» Data records
** Start **
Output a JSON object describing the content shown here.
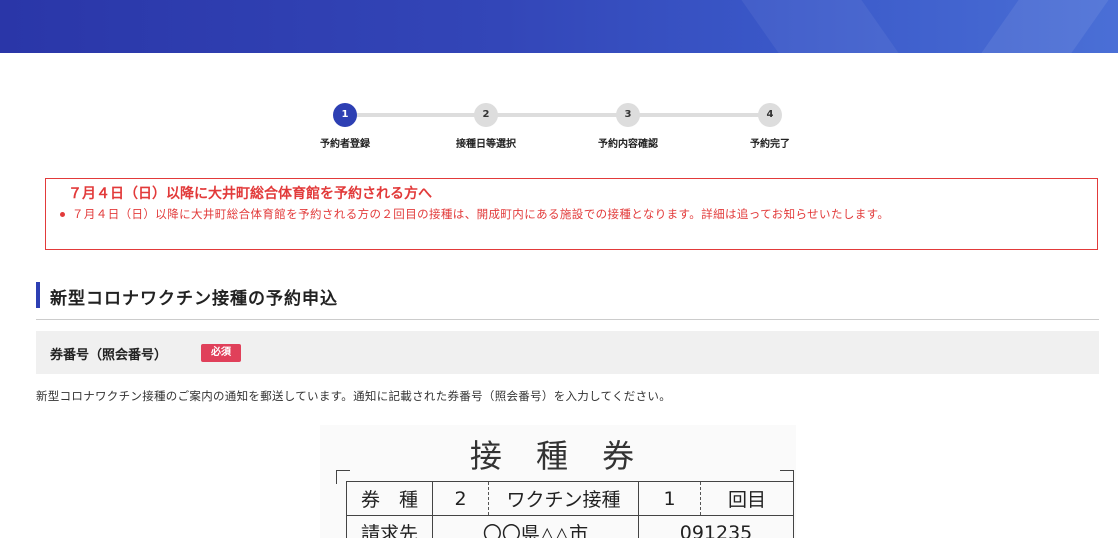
{
  "stepper": {
    "steps": [
      {
        "num": "1",
        "label": "予約者登録"
      },
      {
        "num": "2",
        "label": "接種日等選択"
      },
      {
        "num": "3",
        "label": "予約内容確認"
      },
      {
        "num": "4",
        "label": "予約完了"
      }
    ]
  },
  "notice": {
    "title": "７月４日（日）以降に大井町総合体育館を予約される方へ",
    "item": "７月４日（日）以降に大井町総合体育館を予約される方の２回目の接種は、開成町内にある施設での接種となります。詳細は追ってお知らせいたします。"
  },
  "section": {
    "title": "新型コロナワクチン接種の予約申込"
  },
  "field": {
    "label": "券番号（照会番号）",
    "required_badge": "必須",
    "help": "新型コロナワクチン接種のご案内の通知を郵送しています。通知に記載された券番号（照会番号）を入力してください。"
  },
  "ticket_image": {
    "title": "接 種 券",
    "row1": [
      "券　種",
      "2",
      "ワクチン接種",
      "1",
      "回目"
    ],
    "row2": [
      "請求先",
      "〇〇県△△市",
      "091235"
    ]
  },
  "colors": {
    "accent": "#2d3fb3",
    "alert": "#e23a3a",
    "required": "#e0405a"
  }
}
** End **
» Aim of the exercise
Compute the number of lines above that contain the string "title". Reply with that value only.

» Full output
3